> [Aim of the task]:
Below are the records; locate each line with the word "mains" and copy it.

[BEGIN Extracted material]

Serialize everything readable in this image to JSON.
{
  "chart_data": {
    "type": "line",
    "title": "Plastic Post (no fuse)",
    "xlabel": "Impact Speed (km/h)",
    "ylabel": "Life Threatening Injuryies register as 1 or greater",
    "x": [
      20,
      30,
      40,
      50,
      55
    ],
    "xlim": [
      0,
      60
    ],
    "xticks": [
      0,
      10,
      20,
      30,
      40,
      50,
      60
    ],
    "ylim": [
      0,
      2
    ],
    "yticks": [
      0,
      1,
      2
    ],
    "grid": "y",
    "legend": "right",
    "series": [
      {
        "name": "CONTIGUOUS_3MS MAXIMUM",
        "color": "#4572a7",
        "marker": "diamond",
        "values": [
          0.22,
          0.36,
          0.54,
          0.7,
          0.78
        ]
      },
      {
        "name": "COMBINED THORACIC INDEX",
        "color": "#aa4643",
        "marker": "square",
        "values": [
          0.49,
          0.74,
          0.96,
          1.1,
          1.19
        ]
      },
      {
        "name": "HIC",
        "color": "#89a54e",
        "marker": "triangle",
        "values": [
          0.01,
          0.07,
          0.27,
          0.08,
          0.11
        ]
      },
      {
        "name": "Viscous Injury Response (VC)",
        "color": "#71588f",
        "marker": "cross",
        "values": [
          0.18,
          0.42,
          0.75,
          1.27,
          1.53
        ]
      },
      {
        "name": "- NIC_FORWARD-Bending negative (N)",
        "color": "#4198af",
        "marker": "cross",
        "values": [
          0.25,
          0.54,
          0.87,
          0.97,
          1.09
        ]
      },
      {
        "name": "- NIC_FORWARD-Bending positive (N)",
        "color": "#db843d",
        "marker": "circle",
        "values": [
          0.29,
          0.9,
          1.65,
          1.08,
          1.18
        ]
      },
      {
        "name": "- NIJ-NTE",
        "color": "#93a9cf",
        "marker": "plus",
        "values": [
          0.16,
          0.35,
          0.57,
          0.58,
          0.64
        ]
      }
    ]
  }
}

[END Extracted material]
[BEGIN Extracted material]

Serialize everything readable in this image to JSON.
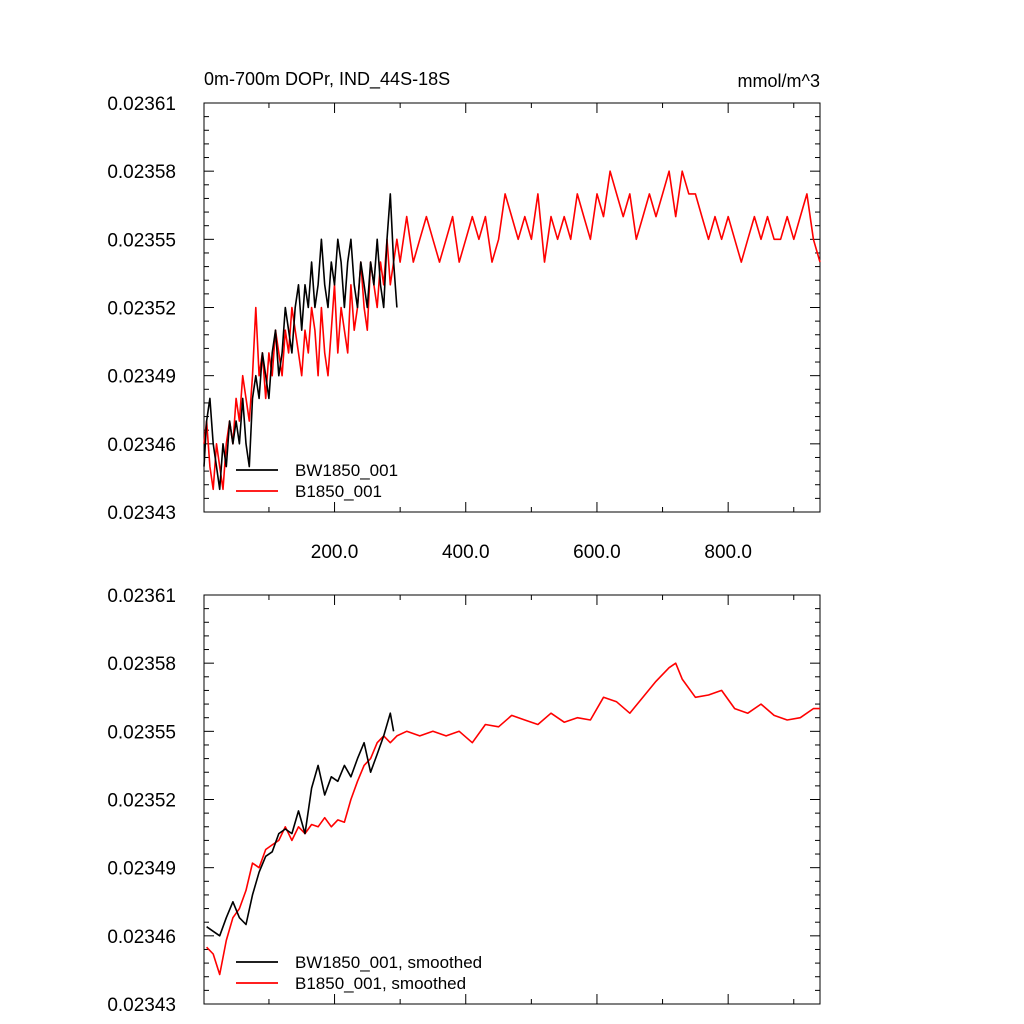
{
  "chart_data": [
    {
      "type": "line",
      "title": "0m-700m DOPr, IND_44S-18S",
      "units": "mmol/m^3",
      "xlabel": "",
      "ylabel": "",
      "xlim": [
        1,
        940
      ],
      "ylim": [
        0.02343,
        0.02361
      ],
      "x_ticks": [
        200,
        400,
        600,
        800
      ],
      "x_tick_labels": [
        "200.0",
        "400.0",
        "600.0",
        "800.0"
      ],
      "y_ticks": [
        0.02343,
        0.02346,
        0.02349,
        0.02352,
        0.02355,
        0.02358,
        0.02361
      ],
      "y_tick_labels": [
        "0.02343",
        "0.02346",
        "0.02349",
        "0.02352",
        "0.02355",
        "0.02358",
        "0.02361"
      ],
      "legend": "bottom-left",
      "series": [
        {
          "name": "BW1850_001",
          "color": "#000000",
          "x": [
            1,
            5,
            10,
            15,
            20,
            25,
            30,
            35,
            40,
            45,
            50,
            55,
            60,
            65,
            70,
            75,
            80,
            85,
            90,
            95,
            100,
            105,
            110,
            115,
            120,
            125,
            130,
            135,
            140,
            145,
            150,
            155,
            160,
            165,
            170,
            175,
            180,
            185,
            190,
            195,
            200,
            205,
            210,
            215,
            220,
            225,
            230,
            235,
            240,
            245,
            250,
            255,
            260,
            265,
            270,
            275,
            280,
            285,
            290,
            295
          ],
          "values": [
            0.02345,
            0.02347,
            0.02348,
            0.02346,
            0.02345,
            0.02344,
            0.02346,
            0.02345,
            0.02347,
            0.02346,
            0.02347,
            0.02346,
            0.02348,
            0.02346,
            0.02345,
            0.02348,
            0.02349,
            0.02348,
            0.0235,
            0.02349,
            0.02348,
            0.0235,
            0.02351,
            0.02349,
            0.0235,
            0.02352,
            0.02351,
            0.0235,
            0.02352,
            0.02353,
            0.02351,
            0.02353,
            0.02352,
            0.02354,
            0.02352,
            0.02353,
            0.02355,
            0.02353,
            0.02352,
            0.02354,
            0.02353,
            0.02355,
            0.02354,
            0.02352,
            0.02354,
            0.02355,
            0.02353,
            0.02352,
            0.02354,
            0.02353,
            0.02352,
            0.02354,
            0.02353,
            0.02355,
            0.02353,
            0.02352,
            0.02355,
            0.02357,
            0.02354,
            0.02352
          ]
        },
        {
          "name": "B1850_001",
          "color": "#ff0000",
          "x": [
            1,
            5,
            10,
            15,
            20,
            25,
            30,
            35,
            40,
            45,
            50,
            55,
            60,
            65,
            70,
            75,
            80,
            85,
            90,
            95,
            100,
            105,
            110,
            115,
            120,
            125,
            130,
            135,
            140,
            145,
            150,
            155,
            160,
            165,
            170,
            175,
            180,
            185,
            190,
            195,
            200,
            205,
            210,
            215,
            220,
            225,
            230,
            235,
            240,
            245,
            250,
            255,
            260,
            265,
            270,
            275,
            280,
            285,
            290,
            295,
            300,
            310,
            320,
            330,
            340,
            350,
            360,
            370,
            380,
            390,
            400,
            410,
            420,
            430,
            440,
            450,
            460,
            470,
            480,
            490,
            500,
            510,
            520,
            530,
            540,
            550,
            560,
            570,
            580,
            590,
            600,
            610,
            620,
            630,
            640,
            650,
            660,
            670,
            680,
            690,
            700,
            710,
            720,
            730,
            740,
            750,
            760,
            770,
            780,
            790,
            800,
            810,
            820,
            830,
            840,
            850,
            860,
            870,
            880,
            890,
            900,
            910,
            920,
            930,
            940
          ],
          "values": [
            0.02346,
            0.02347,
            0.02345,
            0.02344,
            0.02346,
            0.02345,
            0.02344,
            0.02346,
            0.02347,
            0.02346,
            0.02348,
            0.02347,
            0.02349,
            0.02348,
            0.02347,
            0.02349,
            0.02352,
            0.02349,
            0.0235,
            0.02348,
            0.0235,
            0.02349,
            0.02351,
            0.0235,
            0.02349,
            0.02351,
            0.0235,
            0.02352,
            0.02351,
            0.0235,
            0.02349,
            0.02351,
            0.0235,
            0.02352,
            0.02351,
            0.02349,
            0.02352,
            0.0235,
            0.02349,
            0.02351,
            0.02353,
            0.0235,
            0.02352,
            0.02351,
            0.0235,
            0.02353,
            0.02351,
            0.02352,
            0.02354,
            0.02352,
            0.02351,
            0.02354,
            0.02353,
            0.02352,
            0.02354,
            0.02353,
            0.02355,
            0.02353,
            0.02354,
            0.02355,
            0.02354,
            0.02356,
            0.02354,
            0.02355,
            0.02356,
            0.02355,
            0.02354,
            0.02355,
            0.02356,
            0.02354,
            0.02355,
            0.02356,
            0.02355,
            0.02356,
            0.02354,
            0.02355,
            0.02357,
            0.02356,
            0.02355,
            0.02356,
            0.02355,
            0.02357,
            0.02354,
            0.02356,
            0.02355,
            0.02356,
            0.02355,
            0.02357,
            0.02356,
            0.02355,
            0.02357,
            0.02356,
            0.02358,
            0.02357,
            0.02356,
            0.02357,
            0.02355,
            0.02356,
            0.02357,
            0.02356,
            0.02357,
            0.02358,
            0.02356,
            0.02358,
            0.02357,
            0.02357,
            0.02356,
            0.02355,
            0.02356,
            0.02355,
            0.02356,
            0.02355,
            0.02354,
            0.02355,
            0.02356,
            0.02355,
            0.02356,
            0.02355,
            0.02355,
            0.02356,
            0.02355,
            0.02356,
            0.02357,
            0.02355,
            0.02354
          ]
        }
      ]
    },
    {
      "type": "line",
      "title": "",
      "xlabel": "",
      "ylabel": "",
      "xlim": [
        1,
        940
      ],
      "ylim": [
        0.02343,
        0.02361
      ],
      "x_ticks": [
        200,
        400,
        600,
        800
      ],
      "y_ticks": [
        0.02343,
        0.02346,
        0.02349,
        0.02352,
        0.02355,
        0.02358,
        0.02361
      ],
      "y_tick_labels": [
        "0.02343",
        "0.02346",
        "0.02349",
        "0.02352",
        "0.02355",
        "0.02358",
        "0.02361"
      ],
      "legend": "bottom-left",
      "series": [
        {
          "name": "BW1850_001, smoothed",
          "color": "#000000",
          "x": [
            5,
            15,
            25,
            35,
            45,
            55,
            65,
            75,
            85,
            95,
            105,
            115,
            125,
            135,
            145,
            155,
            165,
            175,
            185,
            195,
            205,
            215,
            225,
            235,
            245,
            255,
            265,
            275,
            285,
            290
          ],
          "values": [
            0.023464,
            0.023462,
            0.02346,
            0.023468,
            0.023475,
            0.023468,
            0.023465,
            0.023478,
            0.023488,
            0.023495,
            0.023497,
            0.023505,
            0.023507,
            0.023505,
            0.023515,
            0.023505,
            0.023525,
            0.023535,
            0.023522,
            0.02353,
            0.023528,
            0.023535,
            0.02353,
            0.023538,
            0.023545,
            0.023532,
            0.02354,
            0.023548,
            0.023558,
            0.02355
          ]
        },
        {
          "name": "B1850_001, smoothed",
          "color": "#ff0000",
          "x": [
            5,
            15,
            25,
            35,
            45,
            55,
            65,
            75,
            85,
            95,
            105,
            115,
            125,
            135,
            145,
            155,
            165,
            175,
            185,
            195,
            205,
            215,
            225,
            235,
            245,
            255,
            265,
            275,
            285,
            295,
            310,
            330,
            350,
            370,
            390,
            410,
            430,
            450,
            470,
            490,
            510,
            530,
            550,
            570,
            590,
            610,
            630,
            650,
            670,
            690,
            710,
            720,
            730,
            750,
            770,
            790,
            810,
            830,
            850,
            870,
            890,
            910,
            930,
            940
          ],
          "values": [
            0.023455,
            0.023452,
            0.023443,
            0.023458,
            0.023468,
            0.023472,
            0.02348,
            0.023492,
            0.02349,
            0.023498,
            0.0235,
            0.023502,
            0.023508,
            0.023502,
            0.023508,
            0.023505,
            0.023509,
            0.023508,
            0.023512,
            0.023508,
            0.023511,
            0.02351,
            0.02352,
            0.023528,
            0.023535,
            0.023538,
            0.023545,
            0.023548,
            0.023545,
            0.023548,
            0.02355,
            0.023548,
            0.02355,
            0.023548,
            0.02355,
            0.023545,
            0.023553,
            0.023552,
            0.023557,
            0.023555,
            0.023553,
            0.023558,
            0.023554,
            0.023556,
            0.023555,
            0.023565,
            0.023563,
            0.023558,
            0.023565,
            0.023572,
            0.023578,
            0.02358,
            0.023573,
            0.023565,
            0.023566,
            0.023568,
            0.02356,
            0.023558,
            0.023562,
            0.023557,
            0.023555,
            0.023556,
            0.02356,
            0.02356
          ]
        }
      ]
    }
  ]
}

[END Extracted material]
[BEGIN Extracted material]

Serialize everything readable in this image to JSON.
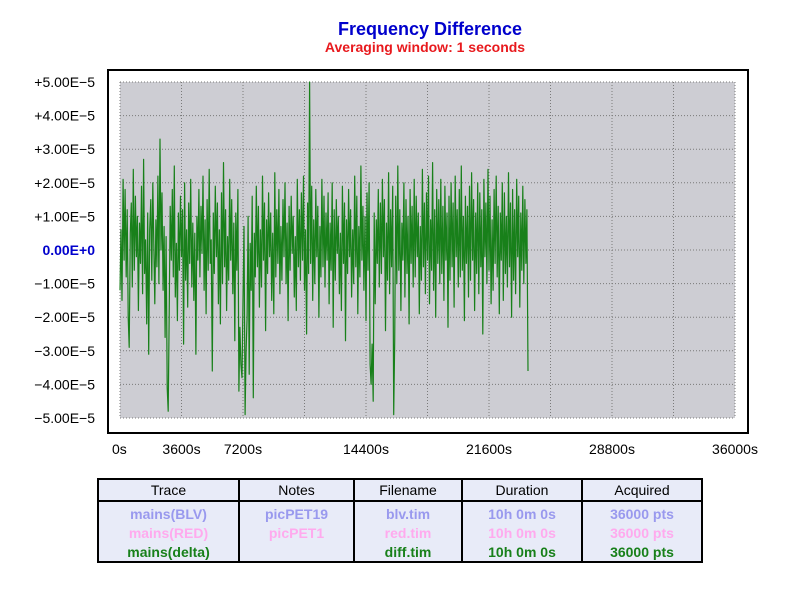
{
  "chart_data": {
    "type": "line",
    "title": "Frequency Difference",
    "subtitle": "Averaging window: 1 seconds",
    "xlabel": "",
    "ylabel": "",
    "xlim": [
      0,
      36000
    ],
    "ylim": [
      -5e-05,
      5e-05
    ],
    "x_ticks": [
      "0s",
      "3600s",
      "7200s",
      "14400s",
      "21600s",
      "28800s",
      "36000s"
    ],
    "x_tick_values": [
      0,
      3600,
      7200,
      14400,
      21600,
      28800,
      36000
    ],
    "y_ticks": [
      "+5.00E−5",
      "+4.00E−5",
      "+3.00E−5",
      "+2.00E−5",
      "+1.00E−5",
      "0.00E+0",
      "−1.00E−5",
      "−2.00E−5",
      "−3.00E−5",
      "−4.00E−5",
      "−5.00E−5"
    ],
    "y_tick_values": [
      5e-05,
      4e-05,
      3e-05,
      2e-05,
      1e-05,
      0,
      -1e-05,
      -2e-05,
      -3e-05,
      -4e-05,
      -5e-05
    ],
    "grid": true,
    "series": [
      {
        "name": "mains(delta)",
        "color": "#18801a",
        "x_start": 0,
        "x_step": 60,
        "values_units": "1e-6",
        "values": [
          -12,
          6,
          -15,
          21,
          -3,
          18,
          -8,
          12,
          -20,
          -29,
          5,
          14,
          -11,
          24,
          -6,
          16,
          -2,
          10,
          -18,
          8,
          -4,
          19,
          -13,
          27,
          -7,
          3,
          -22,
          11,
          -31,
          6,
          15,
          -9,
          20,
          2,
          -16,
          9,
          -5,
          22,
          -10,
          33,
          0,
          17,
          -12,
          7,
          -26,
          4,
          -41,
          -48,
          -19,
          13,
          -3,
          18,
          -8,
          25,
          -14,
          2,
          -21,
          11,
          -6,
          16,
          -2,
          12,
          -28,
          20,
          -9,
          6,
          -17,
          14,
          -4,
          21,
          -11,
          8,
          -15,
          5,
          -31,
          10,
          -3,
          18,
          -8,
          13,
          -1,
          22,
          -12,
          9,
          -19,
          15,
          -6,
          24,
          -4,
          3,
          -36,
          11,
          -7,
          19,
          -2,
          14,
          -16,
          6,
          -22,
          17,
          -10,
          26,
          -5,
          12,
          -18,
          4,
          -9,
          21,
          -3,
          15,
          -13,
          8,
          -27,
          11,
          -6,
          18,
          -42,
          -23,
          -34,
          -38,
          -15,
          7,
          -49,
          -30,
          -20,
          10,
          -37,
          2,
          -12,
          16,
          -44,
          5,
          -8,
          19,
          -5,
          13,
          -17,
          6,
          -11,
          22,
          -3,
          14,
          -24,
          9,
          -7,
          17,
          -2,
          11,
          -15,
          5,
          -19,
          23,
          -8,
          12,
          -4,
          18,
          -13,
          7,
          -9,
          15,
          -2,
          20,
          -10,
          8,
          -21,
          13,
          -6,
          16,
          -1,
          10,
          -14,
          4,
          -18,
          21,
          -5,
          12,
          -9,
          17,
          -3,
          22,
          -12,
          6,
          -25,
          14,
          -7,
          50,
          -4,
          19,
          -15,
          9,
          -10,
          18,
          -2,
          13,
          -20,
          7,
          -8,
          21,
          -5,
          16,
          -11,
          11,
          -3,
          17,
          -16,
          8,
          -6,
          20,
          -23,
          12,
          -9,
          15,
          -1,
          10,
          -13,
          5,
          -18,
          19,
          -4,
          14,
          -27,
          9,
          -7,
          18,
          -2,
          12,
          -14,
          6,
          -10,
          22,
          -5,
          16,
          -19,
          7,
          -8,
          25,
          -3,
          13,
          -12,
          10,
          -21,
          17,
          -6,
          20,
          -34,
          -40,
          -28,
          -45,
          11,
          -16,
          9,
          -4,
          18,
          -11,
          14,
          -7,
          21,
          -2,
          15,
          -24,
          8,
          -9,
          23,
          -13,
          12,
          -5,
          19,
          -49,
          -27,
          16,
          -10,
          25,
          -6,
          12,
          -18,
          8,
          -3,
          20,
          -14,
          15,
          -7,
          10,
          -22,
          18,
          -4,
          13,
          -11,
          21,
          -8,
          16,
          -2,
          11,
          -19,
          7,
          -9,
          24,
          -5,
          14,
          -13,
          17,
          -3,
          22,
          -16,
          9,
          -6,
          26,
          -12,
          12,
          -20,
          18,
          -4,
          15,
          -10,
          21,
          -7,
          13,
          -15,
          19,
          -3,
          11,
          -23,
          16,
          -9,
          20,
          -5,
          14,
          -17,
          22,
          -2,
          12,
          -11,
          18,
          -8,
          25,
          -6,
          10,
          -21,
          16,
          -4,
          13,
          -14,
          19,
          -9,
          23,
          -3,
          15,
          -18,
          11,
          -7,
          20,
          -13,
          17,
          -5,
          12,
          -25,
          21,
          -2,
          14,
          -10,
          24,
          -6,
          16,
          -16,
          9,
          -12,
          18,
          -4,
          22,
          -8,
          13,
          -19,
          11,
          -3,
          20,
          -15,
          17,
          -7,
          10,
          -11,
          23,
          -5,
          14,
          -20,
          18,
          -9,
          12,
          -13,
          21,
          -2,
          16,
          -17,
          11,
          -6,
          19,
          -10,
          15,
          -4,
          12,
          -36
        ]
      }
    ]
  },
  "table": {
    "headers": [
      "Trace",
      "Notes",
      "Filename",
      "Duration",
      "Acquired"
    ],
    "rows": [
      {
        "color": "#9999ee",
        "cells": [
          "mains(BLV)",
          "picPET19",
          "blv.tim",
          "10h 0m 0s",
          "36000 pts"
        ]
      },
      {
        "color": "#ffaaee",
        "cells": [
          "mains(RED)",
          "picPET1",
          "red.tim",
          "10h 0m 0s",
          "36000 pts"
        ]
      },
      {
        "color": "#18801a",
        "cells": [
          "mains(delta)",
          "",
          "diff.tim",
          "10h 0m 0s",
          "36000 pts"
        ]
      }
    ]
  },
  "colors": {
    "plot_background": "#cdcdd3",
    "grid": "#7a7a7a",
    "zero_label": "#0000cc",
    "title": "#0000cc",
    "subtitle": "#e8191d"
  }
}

[END Extracted material]

> [Correct output]:
        "name": "mains(delta)",
          "mains(BLV)",
          "mains(RED)",
          "mains(delta)",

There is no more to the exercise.